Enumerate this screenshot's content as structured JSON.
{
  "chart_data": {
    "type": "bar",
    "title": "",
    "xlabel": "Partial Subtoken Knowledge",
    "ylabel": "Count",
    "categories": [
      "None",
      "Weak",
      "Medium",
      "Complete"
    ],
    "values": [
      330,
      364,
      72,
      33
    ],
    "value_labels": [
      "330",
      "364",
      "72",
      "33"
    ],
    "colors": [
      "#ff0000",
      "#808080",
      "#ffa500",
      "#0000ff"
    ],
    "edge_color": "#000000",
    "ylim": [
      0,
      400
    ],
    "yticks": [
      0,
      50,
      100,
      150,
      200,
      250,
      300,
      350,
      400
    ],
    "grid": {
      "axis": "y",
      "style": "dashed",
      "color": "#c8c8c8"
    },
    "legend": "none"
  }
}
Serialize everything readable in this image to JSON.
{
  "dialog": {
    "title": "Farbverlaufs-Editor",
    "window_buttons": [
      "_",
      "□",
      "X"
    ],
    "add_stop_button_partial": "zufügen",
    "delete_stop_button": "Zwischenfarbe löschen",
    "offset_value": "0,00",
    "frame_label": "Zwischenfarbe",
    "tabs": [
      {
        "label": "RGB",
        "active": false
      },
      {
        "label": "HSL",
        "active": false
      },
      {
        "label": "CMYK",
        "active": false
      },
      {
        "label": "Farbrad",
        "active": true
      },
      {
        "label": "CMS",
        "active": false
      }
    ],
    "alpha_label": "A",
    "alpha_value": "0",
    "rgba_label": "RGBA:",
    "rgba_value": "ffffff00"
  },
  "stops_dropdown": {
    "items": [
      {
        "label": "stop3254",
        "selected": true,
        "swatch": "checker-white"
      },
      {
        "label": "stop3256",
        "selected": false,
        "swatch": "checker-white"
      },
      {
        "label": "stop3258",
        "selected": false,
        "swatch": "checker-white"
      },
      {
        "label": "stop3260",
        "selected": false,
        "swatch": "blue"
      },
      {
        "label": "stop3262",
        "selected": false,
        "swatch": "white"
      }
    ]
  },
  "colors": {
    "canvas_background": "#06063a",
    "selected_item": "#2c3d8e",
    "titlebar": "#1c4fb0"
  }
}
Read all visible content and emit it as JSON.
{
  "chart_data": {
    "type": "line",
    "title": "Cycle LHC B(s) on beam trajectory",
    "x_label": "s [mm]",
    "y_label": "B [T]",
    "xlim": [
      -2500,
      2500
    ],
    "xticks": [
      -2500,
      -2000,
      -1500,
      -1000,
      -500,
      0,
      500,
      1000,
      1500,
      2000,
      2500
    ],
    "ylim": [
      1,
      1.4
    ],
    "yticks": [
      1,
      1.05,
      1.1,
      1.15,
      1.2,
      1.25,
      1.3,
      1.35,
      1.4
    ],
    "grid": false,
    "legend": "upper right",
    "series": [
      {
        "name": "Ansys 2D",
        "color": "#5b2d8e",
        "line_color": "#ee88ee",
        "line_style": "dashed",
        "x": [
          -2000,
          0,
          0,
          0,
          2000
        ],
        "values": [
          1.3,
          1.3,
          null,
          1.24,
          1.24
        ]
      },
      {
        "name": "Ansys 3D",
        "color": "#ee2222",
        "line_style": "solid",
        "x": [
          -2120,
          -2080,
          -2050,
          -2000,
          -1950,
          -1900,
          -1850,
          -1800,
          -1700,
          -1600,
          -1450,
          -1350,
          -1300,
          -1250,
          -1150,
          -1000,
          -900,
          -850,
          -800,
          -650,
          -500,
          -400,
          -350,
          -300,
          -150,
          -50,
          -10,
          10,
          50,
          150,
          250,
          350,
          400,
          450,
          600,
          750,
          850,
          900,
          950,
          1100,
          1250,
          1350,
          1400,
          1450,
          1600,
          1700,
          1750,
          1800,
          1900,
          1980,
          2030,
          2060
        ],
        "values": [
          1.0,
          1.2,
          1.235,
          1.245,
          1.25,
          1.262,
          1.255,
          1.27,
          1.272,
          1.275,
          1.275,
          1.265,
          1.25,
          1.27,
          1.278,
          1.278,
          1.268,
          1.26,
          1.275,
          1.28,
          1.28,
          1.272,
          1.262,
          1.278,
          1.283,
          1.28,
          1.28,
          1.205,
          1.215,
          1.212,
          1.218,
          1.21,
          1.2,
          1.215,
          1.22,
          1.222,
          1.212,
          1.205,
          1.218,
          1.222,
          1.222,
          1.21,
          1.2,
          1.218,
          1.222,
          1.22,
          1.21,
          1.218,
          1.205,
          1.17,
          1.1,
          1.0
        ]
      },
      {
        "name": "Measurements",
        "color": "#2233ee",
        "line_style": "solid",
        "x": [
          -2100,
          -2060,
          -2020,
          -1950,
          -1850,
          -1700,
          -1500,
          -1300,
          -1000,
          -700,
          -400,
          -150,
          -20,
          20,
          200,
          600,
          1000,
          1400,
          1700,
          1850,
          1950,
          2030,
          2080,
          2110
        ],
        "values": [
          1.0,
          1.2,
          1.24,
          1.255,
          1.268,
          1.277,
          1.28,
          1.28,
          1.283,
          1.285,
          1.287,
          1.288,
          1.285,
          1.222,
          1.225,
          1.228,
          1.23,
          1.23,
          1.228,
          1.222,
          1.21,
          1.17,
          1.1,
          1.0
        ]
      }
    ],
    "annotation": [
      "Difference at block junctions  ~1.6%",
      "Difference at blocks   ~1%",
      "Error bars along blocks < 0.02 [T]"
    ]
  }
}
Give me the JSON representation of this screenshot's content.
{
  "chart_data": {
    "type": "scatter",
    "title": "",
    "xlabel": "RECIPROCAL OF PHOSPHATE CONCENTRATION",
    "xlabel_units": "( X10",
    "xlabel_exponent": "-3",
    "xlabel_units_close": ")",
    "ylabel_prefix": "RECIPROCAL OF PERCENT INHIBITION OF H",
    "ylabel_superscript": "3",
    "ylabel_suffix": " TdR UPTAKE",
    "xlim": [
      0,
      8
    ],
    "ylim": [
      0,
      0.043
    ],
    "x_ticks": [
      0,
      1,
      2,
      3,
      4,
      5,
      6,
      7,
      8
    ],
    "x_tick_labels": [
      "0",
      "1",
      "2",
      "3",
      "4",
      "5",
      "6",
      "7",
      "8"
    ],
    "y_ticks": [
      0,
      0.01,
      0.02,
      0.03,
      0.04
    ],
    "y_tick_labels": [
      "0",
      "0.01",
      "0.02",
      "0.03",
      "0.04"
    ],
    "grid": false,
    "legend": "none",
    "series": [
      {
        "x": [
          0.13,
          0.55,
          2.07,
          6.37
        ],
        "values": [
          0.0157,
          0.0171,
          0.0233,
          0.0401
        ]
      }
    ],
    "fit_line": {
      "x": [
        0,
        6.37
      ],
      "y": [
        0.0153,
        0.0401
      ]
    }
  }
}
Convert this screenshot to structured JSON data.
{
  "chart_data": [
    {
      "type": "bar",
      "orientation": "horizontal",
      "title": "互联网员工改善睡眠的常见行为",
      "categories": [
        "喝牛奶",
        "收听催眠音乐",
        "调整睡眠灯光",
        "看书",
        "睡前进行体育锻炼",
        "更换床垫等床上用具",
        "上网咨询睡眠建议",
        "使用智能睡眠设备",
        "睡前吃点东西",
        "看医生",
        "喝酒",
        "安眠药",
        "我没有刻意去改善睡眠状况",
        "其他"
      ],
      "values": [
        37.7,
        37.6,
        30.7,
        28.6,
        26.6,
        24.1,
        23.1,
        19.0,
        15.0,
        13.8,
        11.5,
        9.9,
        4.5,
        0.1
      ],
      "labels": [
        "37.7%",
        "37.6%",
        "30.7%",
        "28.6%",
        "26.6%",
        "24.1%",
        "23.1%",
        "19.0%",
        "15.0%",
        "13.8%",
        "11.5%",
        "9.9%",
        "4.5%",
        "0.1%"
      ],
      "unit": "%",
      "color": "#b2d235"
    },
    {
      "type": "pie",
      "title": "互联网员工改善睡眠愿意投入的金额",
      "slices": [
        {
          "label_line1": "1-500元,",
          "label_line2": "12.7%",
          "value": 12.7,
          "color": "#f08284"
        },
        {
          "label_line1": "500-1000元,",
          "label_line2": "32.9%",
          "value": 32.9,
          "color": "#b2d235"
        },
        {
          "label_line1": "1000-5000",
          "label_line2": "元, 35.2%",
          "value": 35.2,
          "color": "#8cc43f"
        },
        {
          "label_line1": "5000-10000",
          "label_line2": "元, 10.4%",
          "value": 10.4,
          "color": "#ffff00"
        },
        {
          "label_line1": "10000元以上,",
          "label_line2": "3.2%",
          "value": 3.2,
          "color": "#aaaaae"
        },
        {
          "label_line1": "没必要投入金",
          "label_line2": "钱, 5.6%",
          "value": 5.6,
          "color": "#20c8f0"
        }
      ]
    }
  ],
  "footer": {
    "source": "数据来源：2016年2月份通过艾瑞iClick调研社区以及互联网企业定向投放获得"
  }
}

• **THE PROBLEM**: Look through the lines above and collect those with the word "this".

• **THE COMPLETED TASK**:
Enumerate this screenshot's content as structured JSON.
Serialize everything readable in this image to JSON.
Give me the JSON representation of this screenshot's content.
Convert this screenshot to structured JSON data.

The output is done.